## What this task involves:
Each line of the data that includes the string "стоимость" is to be copied out.

···

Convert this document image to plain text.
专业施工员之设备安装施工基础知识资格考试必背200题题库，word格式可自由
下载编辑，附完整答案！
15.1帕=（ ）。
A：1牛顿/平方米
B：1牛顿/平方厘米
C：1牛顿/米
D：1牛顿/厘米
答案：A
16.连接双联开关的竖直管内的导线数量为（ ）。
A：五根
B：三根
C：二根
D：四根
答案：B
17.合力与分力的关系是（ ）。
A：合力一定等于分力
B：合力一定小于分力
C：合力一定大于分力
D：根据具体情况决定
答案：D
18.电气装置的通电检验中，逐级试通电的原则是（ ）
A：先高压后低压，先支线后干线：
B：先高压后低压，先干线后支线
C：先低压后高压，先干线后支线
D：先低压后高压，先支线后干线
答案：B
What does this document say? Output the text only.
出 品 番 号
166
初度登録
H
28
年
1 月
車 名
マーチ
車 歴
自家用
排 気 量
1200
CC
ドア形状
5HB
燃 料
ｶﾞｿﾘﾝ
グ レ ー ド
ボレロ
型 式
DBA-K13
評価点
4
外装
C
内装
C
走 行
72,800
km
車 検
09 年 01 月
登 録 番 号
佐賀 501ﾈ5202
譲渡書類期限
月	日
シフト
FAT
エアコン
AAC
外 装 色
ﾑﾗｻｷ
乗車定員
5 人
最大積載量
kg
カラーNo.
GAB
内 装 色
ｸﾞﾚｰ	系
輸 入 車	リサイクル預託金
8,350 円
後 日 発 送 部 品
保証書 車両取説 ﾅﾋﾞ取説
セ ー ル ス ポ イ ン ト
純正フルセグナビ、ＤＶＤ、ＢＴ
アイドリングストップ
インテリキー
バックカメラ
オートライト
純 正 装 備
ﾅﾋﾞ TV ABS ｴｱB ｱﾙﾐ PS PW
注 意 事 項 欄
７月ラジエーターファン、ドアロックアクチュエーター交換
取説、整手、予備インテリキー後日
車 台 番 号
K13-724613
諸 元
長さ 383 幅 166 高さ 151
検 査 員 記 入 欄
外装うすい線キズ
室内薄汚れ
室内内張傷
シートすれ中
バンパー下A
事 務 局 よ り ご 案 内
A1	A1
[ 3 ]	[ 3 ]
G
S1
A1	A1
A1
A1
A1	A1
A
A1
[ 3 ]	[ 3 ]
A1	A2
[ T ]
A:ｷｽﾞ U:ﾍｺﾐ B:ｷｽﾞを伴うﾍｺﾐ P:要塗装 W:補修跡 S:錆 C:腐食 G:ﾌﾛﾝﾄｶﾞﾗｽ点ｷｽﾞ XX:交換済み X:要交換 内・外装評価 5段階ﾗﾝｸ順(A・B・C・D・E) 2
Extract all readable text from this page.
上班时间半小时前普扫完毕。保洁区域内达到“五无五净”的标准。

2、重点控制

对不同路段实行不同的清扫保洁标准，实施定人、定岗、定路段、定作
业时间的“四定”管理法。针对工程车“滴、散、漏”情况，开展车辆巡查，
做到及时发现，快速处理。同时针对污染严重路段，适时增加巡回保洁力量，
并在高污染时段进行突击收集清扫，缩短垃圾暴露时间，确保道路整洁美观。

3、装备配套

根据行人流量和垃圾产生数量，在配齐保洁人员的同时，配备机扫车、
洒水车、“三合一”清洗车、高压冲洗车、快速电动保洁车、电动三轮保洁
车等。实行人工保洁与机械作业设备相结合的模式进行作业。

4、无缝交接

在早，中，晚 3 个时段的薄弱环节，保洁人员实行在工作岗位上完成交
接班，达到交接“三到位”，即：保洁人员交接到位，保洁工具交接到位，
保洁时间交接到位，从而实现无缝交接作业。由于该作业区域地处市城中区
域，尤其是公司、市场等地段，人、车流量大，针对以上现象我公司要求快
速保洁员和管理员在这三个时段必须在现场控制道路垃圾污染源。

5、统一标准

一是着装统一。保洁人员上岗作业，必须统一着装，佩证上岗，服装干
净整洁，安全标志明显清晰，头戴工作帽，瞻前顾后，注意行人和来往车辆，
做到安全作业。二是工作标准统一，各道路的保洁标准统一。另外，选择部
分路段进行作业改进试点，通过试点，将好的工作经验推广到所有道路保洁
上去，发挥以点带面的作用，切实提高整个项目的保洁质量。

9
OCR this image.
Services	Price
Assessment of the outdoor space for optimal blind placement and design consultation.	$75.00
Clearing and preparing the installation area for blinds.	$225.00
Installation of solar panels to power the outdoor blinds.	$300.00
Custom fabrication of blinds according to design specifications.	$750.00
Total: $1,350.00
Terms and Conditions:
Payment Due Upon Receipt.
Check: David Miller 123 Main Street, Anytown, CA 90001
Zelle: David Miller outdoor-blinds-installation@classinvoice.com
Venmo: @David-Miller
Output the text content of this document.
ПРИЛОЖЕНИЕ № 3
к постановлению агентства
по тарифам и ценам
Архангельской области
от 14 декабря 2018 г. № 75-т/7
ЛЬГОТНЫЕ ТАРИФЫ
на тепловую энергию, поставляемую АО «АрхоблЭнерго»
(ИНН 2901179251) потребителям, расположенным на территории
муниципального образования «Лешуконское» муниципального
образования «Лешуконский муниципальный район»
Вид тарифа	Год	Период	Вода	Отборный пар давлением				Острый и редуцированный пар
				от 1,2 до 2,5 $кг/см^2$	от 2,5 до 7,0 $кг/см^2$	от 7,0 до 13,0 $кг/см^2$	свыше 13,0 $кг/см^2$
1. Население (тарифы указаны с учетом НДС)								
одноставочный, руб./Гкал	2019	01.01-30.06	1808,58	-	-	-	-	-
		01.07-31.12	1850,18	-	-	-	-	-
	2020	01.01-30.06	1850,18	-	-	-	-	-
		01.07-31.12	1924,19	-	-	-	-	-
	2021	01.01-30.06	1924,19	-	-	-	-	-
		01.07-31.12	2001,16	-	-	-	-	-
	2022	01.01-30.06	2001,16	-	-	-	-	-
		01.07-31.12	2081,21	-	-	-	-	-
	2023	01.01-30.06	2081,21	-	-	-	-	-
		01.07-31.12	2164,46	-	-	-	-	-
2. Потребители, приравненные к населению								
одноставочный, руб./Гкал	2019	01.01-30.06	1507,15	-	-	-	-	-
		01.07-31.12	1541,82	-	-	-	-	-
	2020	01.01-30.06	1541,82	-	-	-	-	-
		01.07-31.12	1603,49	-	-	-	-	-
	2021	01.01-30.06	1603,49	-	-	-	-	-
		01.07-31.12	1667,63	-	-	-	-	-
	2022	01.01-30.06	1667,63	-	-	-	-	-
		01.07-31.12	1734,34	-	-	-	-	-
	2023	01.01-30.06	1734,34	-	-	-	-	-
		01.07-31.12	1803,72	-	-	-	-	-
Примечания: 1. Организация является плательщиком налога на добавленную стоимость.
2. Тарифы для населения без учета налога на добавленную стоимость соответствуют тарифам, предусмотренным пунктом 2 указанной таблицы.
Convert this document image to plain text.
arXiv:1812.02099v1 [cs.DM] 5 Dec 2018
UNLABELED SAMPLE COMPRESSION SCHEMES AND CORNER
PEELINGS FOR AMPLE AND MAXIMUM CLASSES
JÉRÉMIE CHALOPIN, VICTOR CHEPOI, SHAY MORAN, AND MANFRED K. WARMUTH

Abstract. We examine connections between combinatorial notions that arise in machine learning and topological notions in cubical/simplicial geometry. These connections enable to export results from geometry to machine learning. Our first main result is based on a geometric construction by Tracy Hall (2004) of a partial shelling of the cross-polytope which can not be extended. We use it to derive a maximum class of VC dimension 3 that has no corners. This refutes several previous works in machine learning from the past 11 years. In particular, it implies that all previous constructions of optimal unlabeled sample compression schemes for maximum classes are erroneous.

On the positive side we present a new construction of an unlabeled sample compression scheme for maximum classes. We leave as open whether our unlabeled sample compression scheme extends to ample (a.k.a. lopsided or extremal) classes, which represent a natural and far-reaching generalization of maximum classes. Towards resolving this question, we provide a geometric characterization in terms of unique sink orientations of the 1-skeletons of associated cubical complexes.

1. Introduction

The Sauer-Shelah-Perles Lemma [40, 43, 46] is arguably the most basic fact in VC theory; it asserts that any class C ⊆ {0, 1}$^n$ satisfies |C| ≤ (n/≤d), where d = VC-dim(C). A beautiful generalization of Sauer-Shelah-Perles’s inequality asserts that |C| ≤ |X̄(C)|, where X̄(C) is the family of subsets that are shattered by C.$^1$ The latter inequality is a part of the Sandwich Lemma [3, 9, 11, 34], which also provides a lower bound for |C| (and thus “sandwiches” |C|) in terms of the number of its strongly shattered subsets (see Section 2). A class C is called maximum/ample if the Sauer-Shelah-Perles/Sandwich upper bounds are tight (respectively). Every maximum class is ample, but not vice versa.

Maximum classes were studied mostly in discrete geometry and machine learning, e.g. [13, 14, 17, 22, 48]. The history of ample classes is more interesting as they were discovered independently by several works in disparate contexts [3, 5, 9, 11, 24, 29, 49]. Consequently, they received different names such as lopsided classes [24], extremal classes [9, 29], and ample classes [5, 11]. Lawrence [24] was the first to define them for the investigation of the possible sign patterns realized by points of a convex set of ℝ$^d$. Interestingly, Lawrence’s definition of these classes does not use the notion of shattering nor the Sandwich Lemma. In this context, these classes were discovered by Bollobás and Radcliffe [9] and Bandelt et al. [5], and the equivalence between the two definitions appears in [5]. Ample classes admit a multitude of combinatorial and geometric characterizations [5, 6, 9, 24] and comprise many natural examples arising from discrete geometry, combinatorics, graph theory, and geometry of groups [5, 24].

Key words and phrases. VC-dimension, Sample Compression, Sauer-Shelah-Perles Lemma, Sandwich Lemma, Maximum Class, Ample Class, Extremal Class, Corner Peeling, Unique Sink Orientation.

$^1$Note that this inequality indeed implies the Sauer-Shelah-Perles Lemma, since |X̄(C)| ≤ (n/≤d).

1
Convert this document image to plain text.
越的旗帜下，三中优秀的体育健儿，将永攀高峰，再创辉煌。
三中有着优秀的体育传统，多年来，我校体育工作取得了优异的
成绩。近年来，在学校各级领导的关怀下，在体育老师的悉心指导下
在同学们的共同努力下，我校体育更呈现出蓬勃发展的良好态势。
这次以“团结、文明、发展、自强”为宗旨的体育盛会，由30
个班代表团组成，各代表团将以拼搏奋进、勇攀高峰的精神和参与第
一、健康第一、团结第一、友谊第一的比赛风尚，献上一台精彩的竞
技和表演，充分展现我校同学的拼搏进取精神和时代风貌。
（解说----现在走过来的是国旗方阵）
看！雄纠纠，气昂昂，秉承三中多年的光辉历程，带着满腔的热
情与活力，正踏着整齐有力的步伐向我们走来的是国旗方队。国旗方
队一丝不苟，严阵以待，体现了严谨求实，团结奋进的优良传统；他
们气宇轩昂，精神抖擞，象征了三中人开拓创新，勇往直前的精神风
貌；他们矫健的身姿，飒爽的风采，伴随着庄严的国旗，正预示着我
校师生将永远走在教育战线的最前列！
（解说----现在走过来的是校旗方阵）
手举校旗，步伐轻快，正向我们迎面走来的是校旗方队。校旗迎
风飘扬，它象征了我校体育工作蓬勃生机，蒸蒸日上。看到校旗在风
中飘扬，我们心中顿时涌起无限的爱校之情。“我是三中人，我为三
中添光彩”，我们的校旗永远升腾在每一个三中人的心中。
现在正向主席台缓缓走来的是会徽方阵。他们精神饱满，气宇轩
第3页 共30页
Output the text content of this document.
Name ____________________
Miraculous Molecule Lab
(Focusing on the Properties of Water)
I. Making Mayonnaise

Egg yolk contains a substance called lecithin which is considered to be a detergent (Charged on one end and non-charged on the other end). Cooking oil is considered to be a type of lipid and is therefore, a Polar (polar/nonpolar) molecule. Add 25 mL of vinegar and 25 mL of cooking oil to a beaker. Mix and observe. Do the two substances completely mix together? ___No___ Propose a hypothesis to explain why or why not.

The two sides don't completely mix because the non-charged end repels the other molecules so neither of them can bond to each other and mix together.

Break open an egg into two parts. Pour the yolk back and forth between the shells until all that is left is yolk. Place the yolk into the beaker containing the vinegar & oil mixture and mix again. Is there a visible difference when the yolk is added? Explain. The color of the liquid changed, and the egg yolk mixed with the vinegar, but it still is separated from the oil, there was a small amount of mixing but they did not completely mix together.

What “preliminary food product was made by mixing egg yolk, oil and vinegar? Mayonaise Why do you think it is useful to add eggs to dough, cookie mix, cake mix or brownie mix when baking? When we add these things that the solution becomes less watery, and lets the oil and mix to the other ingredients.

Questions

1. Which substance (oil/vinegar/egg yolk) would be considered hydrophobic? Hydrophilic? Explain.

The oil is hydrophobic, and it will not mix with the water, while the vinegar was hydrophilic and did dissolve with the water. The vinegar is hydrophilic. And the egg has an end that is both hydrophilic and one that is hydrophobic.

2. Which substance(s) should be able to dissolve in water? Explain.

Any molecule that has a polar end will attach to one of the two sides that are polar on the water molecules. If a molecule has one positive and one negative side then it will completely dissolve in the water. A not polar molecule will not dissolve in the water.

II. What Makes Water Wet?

···

## Answer to the task:
Примечания: 1. Организация является плательщиком налога на добавленную стоимость.
2. Тарифы для населения без учета налога на добавленную стоимость соответствуют тарифам, предусмотренным пунктом 2 указанной таблицы.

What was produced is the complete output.